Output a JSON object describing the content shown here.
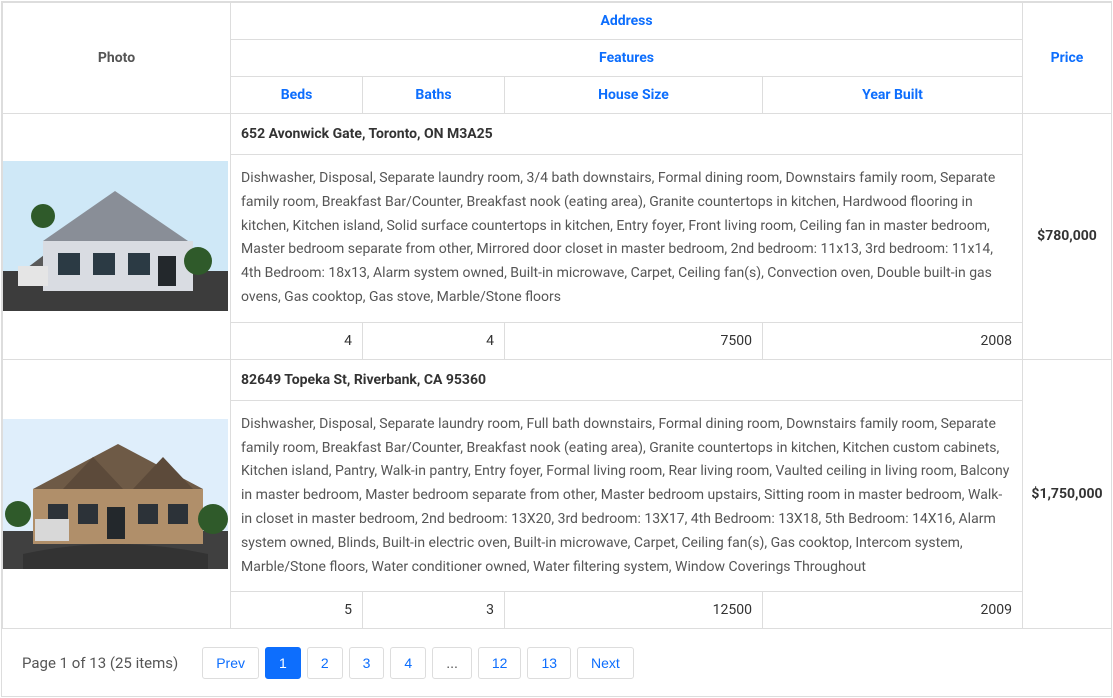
{
  "headers": {
    "photo": "Photo",
    "address": "Address",
    "features": "Features",
    "beds": "Beds",
    "baths": "Baths",
    "size": "House Size",
    "year": "Year Built",
    "price": "Price"
  },
  "rows": [
    {
      "address": "652 Avonwick Gate, Toronto, ON M3A25",
      "features": "Dishwasher, Disposal, Separate laundry room, 3/4 bath downstairs, Formal dining room, Downstairs family room, Separate family room, Breakfast Bar/Counter, Breakfast nook (eating area), Granite countertops in kitchen, Hardwood flooring in kitchen, Kitchen island, Solid surface countertops in kitchen, Entry foyer, Front living room, Ceiling fan in master bedroom, Master bedroom separate from other, Mirrored door closet in master bedroom, 2nd bedroom: 11x13, 3rd bedroom: 11x14, 4th Bedroom: 18x13, Alarm system owned, Built-in microwave, Carpet, Ceiling fan(s), Convection oven, Double built-in gas ovens, Gas cooktop, Gas stove, Marble/Stone floors",
      "beds": "4",
      "baths": "4",
      "size": "7500",
      "year": "2008",
      "price": "$780,000"
    },
    {
      "address": "82649 Topeka St, Riverbank, CA 95360",
      "features": "Dishwasher, Disposal, Separate laundry room, Full bath downstairs, Formal dining room, Downstairs family room, Separate family room, Breakfast Bar/Counter, Breakfast nook (eating area), Granite countertops in kitchen, Kitchen custom cabinets, Kitchen island, Pantry, Walk-in pantry, Entry foyer, Formal living room, Rear living room, Vaulted ceiling in living room, Balcony in master bedroom, Master bedroom separate from other, Master bedroom upstairs, Sitting room in master bedroom, Walk-in closet in master bedroom, 2nd bedroom: 13X20, 3rd bedroom: 13X17, 4th Bedroom: 13X18, 5th Bedroom: 14X16, Alarm system owned, Blinds, Built-in electric oven, Built-in microwave, Carpet, Ceiling fan(s), Gas cooktop, Intercom system, Marble/Stone floors, Water conditioner owned, Water filtering system, Window Coverings Throughout",
      "beds": "5",
      "baths": "3",
      "size": "12500",
      "year": "2009",
      "price": "$1,750,000"
    }
  ],
  "pager": {
    "info": "Page 1 of 13 (25 items)",
    "prev": "Prev",
    "next": "Next",
    "pages": [
      "1",
      "2",
      "3",
      "4",
      "...",
      "12",
      "13"
    ],
    "active": "1"
  }
}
● ● ● ● ● ● ●
WRITTEN EXERCISE: Copy every entry word for word, but omit the pictures.

RESPONSE:
Output a JSON object describing the content shown here.
{
  "headers": {
    "photo": "Photo",
    "address": "Address",
    "features": "Features",
    "beds": "Beds",
    "baths": "Baths",
    "size": "House Size",
    "year": "Year Built",
    "price": "Price"
  },
  "rows": [
    {
      "address": "652 Avonwick Gate, Toronto, ON M3A25",
      "features": "Dishwasher, Disposal, Separate laundry room, 3/4 bath downstairs, Formal dining room, Downstairs family room, Separate family room, Breakfast Bar/Counter, Breakfast nook (eating area), Granite countertops in kitchen, Hardwood flooring in kitchen, Kitchen island, Solid surface countertops in kitchen, Entry foyer, Front living room, Ceiling fan in master bedroom, Master bedroom separate from other, Mirrored door closet in master bedroom, 2nd bedroom: 11x13, 3rd bedroom: 11x14, 4th Bedroom: 18x13, Alarm system owned, Built-in microwave, Carpet, Ceiling fan(s), Convection oven, Double built-in gas ovens, Gas cooktop, Gas stove, Marble/Stone floors",
      "beds": "4",
      "baths": "4",
      "size": "7500",
      "year": "2008",
      "price": "$780,000"
    },
    {
      "address": "82649 Topeka St, Riverbank, CA 95360",
      "features": "Dishwasher, Disposal, Separate laundry room, Full bath downstairs, Formal dining room, Downstairs family room, Separate family room, Breakfast Bar/Counter, Breakfast nook (eating area), Granite countertops in kitchen, Kitchen custom cabinets, Kitchen island, Pantry, Walk-in pantry, Entry foyer, Formal living room, Rear living room, Vaulted ceiling in living room, Balcony in master bedroom, Master bedroom separate from other, Master bedroom upstairs, Sitting room in master bedroom, Walk-in closet in master bedroom, 2nd bedroom: 13X20, 3rd bedroom: 13X17, 4th Bedroom: 13X18, 5th Bedroom: 14X16, Alarm system owned, Blinds, Built-in electric oven, Built-in microwave, Carpet, Ceiling fan(s), Gas cooktop, Intercom system, Marble/Stone floors, Water conditioner owned, Water filtering system, Window Coverings Throughout",
      "beds": "5",
      "baths": "3",
      "size": "12500",
      "year": "2009",
      "price": "$1,750,000"
    }
  ],
  "pager": {
    "info": "Page 1 of 13 (25 items)",
    "prev": "Prev",
    "next": "Next",
    "pages": [
      "1",
      "2",
      "3",
      "4",
      "...",
      "12",
      "13"
    ],
    "active": "1"
  }
}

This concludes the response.